== Problem to work on ==
Give all the lines below again, exactly, with no pictures.

== Data lines ==
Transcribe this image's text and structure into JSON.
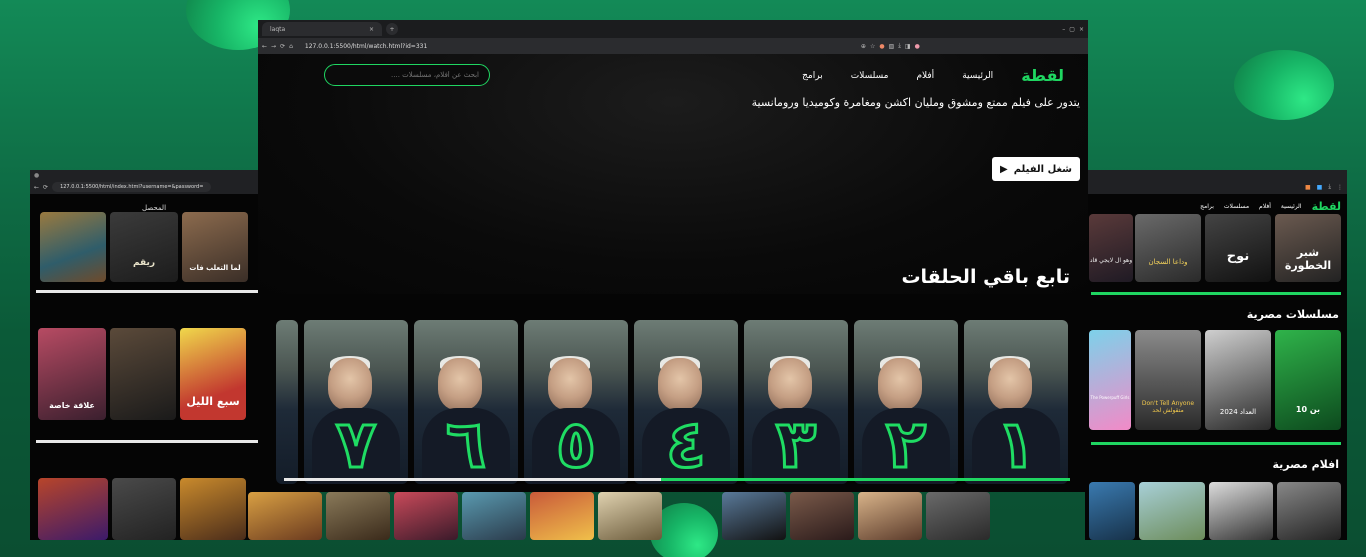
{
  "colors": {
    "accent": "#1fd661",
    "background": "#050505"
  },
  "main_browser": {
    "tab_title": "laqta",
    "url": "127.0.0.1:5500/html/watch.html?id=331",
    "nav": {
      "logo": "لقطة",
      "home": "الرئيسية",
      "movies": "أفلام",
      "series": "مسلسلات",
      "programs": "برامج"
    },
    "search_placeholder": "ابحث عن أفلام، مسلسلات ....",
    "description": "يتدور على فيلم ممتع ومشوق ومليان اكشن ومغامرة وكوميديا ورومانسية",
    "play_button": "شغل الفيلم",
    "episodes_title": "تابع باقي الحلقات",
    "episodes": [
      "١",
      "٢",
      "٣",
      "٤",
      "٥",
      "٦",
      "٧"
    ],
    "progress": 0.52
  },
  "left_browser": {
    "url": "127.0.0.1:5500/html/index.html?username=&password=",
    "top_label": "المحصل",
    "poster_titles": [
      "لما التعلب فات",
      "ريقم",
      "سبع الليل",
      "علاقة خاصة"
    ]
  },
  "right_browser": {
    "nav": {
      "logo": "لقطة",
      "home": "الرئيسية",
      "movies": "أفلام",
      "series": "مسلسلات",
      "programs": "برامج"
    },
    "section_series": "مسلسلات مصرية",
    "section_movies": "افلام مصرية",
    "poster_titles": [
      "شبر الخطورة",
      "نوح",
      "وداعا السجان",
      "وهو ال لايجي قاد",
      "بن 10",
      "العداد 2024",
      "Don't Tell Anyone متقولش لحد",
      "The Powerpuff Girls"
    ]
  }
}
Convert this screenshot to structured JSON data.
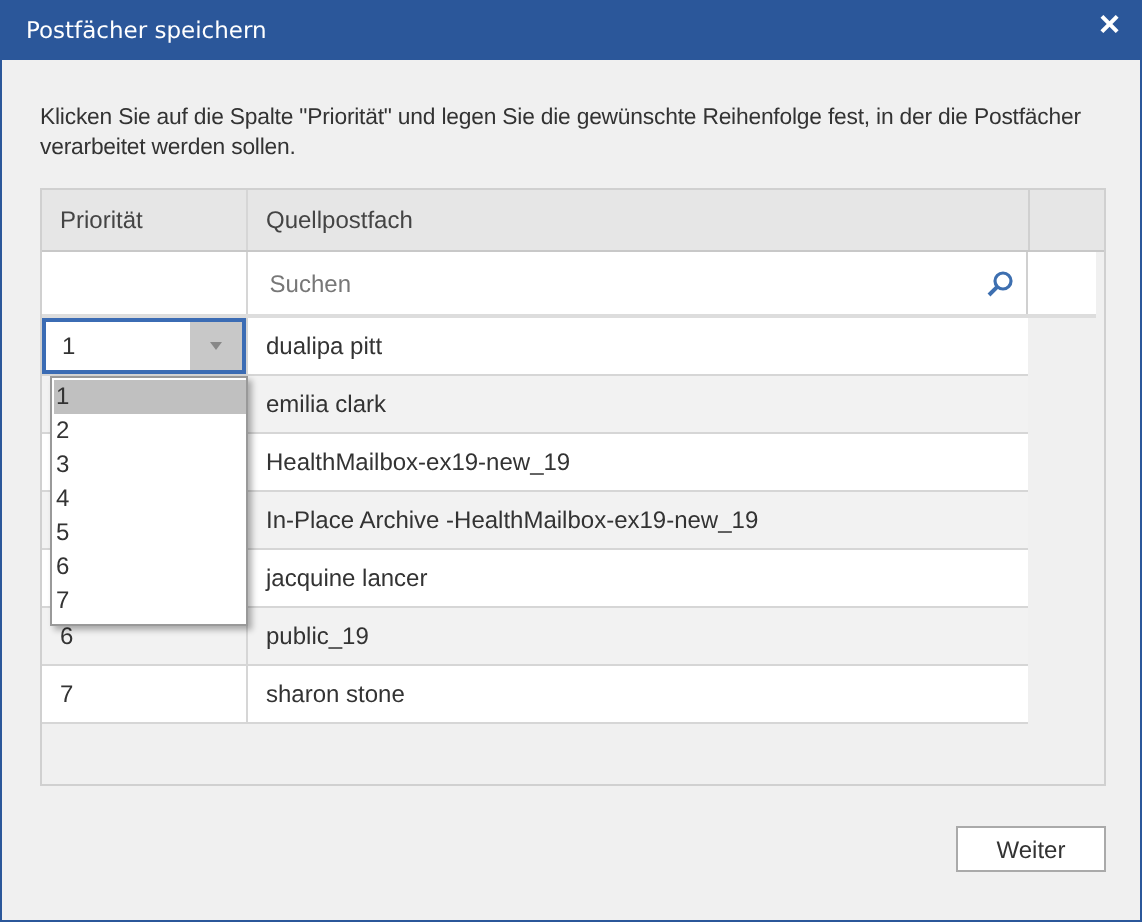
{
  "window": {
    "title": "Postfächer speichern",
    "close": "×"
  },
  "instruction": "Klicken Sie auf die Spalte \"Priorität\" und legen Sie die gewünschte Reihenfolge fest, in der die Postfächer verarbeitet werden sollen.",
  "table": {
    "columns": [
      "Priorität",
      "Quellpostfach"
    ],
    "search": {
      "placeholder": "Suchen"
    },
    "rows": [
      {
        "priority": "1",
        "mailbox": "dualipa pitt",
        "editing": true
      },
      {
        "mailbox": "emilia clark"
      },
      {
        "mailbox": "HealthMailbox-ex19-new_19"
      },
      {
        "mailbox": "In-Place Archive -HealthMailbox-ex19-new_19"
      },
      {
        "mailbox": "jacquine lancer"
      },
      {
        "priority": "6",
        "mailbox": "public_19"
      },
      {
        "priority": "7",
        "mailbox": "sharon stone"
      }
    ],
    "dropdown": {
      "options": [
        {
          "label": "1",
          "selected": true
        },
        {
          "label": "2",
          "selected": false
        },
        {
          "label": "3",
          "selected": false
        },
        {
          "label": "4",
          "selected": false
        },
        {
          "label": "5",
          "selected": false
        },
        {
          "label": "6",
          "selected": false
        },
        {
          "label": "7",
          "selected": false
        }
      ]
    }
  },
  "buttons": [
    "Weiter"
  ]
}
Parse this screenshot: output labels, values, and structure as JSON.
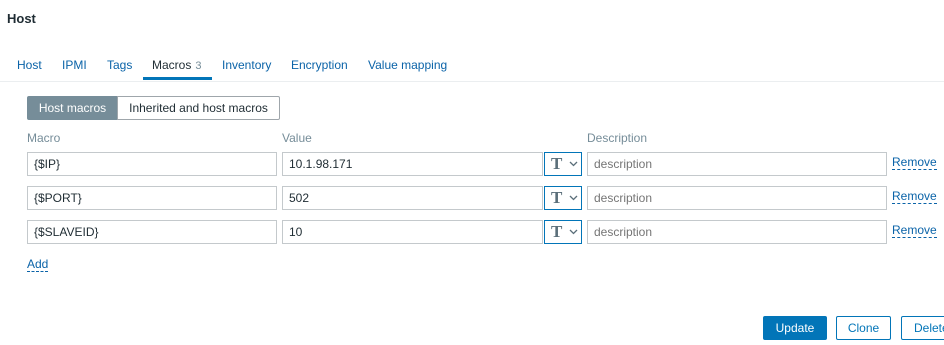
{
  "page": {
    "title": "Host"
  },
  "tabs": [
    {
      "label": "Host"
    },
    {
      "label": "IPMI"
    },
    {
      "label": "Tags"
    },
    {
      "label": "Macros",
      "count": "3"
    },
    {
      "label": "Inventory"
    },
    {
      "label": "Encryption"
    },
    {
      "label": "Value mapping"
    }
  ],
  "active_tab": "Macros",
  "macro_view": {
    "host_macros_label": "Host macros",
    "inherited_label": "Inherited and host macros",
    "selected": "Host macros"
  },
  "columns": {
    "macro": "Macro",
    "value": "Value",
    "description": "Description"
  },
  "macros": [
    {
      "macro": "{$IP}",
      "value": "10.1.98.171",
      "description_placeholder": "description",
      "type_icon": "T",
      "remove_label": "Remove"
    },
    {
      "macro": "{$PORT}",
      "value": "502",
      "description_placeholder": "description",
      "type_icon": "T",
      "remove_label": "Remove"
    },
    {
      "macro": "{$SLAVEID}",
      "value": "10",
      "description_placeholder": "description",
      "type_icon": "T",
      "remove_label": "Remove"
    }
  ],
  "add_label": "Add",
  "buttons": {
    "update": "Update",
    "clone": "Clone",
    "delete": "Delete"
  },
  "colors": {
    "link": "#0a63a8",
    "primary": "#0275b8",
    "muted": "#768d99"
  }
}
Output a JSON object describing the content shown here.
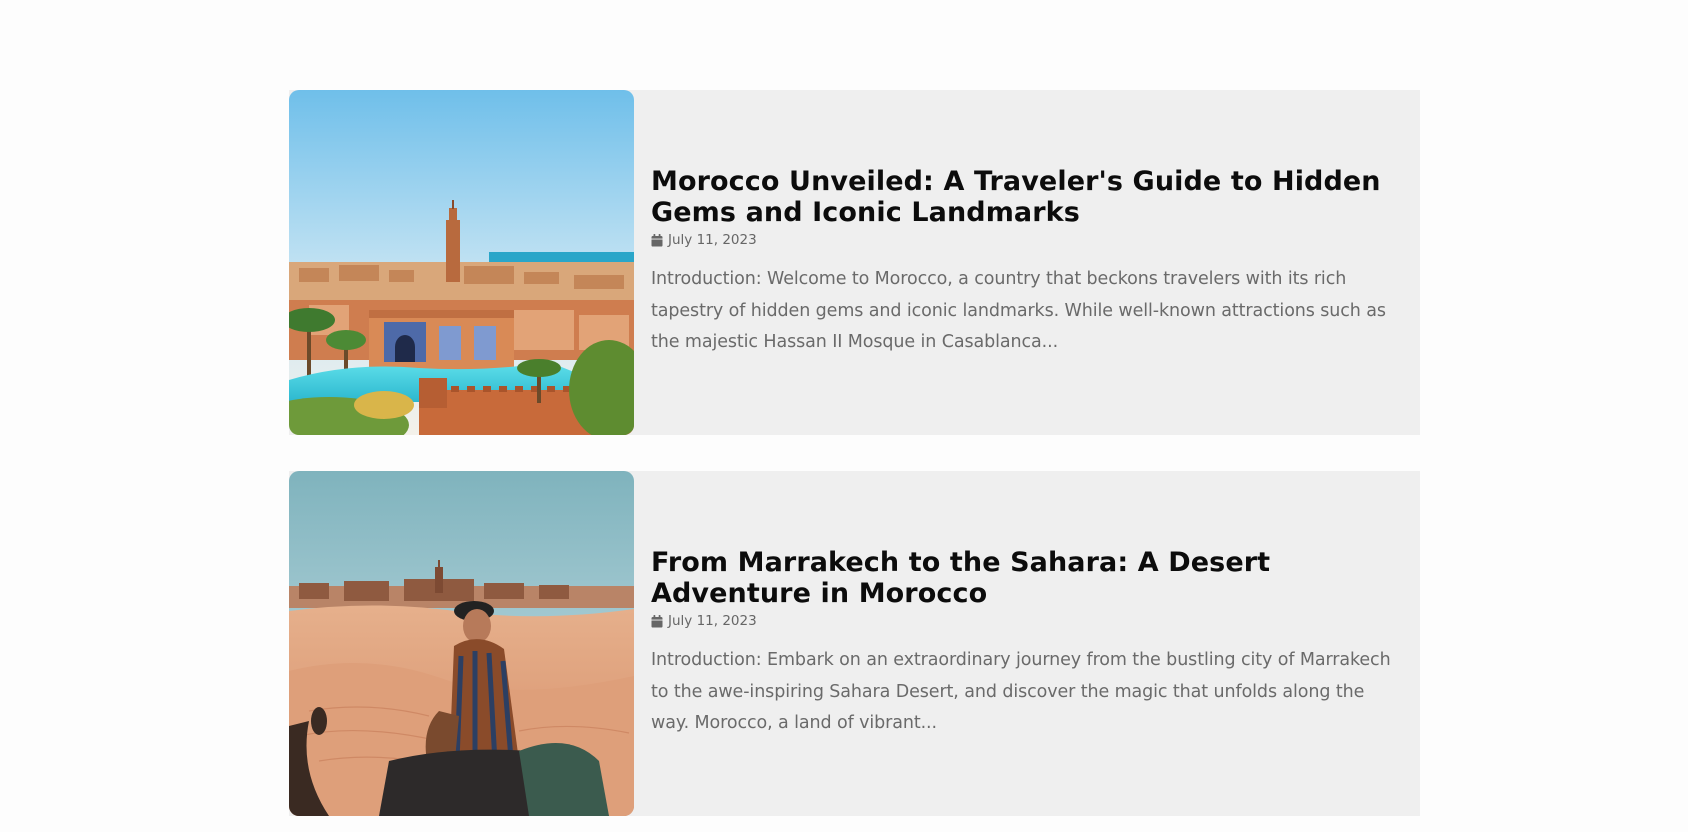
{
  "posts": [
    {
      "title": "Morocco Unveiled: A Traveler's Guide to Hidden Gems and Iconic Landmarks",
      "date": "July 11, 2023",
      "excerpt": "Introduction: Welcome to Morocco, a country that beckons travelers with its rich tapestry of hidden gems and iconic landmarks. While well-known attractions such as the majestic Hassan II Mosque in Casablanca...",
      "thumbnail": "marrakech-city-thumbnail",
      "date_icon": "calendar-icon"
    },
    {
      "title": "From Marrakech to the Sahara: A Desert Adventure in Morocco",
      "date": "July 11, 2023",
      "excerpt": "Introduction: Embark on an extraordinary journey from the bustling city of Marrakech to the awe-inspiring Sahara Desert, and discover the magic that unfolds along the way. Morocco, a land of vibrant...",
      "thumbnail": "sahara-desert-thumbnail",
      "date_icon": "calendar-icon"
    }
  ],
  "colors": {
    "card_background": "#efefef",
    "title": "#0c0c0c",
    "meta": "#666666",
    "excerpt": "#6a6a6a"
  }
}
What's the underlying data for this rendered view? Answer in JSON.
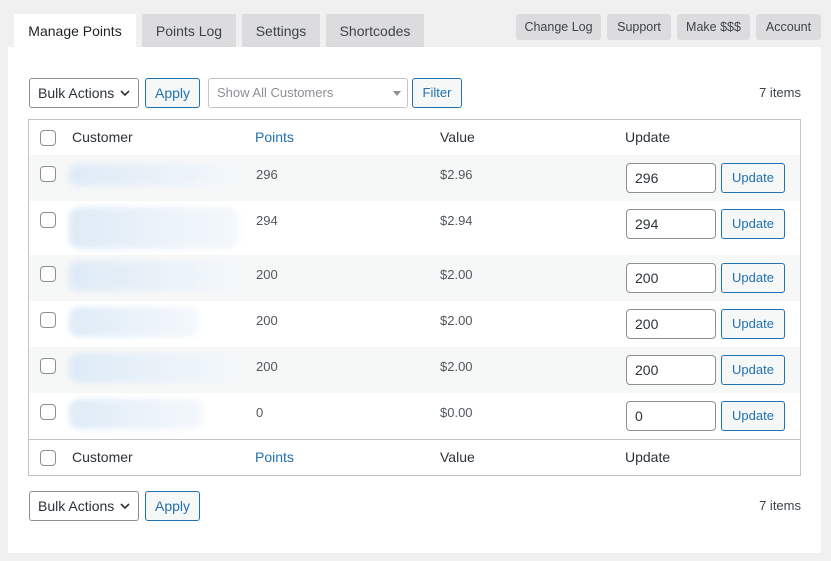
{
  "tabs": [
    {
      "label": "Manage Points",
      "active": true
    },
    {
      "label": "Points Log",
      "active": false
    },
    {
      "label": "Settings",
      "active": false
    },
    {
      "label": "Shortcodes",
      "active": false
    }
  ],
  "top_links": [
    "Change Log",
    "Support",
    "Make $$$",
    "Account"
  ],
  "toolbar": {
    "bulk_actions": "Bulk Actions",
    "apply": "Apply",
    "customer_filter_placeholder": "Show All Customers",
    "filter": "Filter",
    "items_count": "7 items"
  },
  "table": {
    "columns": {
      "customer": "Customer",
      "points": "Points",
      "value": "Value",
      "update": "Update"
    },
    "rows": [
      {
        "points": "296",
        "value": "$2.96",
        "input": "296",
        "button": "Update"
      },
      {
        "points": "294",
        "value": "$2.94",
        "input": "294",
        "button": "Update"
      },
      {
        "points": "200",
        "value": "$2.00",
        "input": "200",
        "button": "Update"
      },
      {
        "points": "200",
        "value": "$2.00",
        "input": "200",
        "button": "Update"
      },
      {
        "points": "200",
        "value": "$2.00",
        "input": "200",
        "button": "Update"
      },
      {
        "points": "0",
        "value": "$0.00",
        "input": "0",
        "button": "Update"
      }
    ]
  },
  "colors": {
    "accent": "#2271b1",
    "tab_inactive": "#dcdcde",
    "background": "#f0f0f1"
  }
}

== Task solution ==
Transcribe this image's text and structure into JSON.
{
  "colors": {
    "accent": "#1fd661",
    "background": "#050505"
  },
  "main_browser": {
    "tab_title": "laqta",
    "url": "127.0.0.1:5500/html/watch.html?id=331",
    "nav": {
      "logo": "لقطة",
      "home": "الرئيسية",
      "movies": "أفلام",
      "series": "مسلسلات",
      "programs": "برامج"
    },
    "search_placeholder": "ابحث عن أفلام، مسلسلات ....",
    "description": "يتدور على فيلم ممتع ومشوق ومليان اكشن ومغامرة وكوميديا ورومانسية",
    "play_button": "شغل الفيلم",
    "episodes_title": "تابع باقي الحلقات",
    "episodes": [
      "١",
      "٢",
      "٣",
      "٤",
      "٥",
      "٦",
      "٧"
    ],
    "progress": 0.52
  },
  "left_browser": {
    "url": "127.0.0.1:5500/html/index.html?username=&password=",
    "top_label": "المحصل",
    "poster_titles": [
      "لما التعلب فات",
      "ريقم",
      "سبع الليل",
      "علاقة خاصة"
    ]
  },
  "right_browser": {
    "nav": {
      "logo": "لقطة",
      "home": "الرئيسية",
      "movies": "أفلام",
      "series": "مسلسلات",
      "programs": "برامج"
    },
    "section_series": "مسلسلات مصرية",
    "section_movies": "افلام مصرية",
    "poster_titles": [
      "شبر الخطورة",
      "نوح",
      "وداعا السجان",
      "وهو ال لايجي قاد",
      "بن 10",
      "العداد 2024",
      "Don't Tell Anyone متقولش لحد",
      "The Powerpuff Girls"
    ]
  }
}
Convert this screenshot to structured JSON data.
{
  "window": {
    "title": "Postfächer speichern",
    "close": "×"
  },
  "instruction": "Klicken Sie auf die Spalte \"Priorität\" und legen Sie die gewünschte Reihenfolge fest, in der die Postfächer verarbeitet werden sollen.",
  "table": {
    "columns": [
      "Priorität",
      "Quellpostfach"
    ],
    "search": {
      "placeholder": "Suchen"
    },
    "rows": [
      {
        "priority": "1",
        "mailbox": "dualipa pitt",
        "editing": true
      },
      {
        "mailbox": "emilia clark"
      },
      {
        "mailbox": "HealthMailbox-ex19-new_19"
      },
      {
        "mailbox": "In-Place Archive -HealthMailbox-ex19-new_19"
      },
      {
        "mailbox": "jacquine lancer"
      },
      {
        "priority": "6",
        "mailbox": "public_19"
      },
      {
        "priority": "7",
        "mailbox": "sharon stone"
      }
    ],
    "dropdown": {
      "options": [
        {
          "label": "1",
          "selected": true
        },
        {
          "label": "2",
          "selected": false
        },
        {
          "label": "3",
          "selected": false
        },
        {
          "label": "4",
          "selected": false
        },
        {
          "label": "5",
          "selected": false
        },
        {
          "label": "6",
          "selected": false
        },
        {
          "label": "7",
          "selected": false
        }
      ]
    }
  },
  "buttons": [
    "Weiter"
  ]
}
Parse this screenshot: output labels, values, and structure as JSON.
{
  "page": {
    "title": "Host"
  },
  "tabs": [
    {
      "label": "Host"
    },
    {
      "label": "IPMI"
    },
    {
      "label": "Tags"
    },
    {
      "label": "Macros",
      "count": "3"
    },
    {
      "label": "Inventory"
    },
    {
      "label": "Encryption"
    },
    {
      "label": "Value mapping"
    }
  ],
  "active_tab": "Macros",
  "macro_view": {
    "host_macros_label": "Host macros",
    "inherited_label": "Inherited and host macros",
    "selected": "Host macros"
  },
  "columns": {
    "macro": "Macro",
    "value": "Value",
    "description": "Description"
  },
  "macros": [
    {
      "macro": "{$IP}",
      "value": "10.1.98.171",
      "description_placeholder": "description",
      "type_icon": "T",
      "remove_label": "Remove"
    },
    {
      "macro": "{$PORT}",
      "value": "502",
      "description_placeholder": "description",
      "type_icon": "T",
      "remove_label": "Remove"
    },
    {
      "macro": "{$SLAVEID}",
      "value": "10",
      "description_placeholder": "description",
      "type_icon": "T",
      "remove_label": "Remove"
    }
  ],
  "add_label": "Add",
  "buttons": {
    "update": "Update",
    "clone": "Clone",
    "delete": "Delete"
  },
  "colors": {
    "link": "#0a63a8",
    "primary": "#0275b8",
    "muted": "#768d99"
  }
}
Output a JSON object describing the content shown here.
{
  "posts": [
    {
      "title": "Morocco Unveiled: A Traveler's Guide to Hidden Gems and Iconic Landmarks",
      "date": "July 11, 2023",
      "excerpt": "Introduction: Welcome to Morocco, a country that beckons travelers with its rich tapestry of hidden gems and iconic landmarks. While well-known attractions such as the majestic Hassan II Mosque in Casablanca...",
      "thumbnail": "marrakech-city-thumbnail",
      "date_icon": "calendar-icon"
    },
    {
      "title": "From Marrakech to the Sahara: A Desert Adventure in Morocco",
      "date": "July 11, 2023",
      "excerpt": "Introduction: Embark on an extraordinary journey from the bustling city of Marrakech to the awe-inspiring Sahara Desert, and discover the magic that unfolds along the way. Morocco, a land of vibrant...",
      "thumbnail": "sahara-desert-thumbnail",
      "date_icon": "calendar-icon"
    }
  ],
  "colors": {
    "card_background": "#efefef",
    "title": "#0c0c0c",
    "meta": "#666666",
    "excerpt": "#6a6a6a"
  }
}
What's the underlying data for this rendered view? Answer in JSON.
{
  "tabs": [
    {
      "label": "Manage Points",
      "active": true
    },
    {
      "label": "Points Log",
      "active": false
    },
    {
      "label": "Settings",
      "active": false
    },
    {
      "label": "Shortcodes",
      "active": false
    }
  ],
  "top_links": [
    "Change Log",
    "Support",
    "Make $$$",
    "Account"
  ],
  "toolbar": {
    "bulk_actions": "Bulk Actions",
    "apply": "Apply",
    "customer_filter_placeholder": "Show All Customers",
    "filter": "Filter",
    "items_count": "7 items"
  },
  "table": {
    "columns": {
      "customer": "Customer",
      "points": "Points",
      "value": "Value",
      "update": "Update"
    },
    "rows": [
      {
        "points": "296",
        "value": "$2.96",
        "input": "296",
        "button": "Update"
      },
      {
        "points": "294",
        "value": "$2.94",
        "input": "294",
        "button": "Update"
      },
      {
        "points": "200",
        "value": "$2.00",
        "input": "200",
        "button": "Update"
      },
      {
        "points": "200",
        "value": "$2.00",
        "input": "200",
        "button": "Update"
      },
      {
        "points": "200",
        "value": "$2.00",
        "input": "200",
        "button": "Update"
      },
      {
        "points": "0",
        "value": "$0.00",
        "input": "0",
        "button": "Update"
      }
    ]
  },
  "colors": {
    "accent": "#2271b1",
    "tab_inactive": "#dcdcde",
    "background": "#f0f0f1"
  }
}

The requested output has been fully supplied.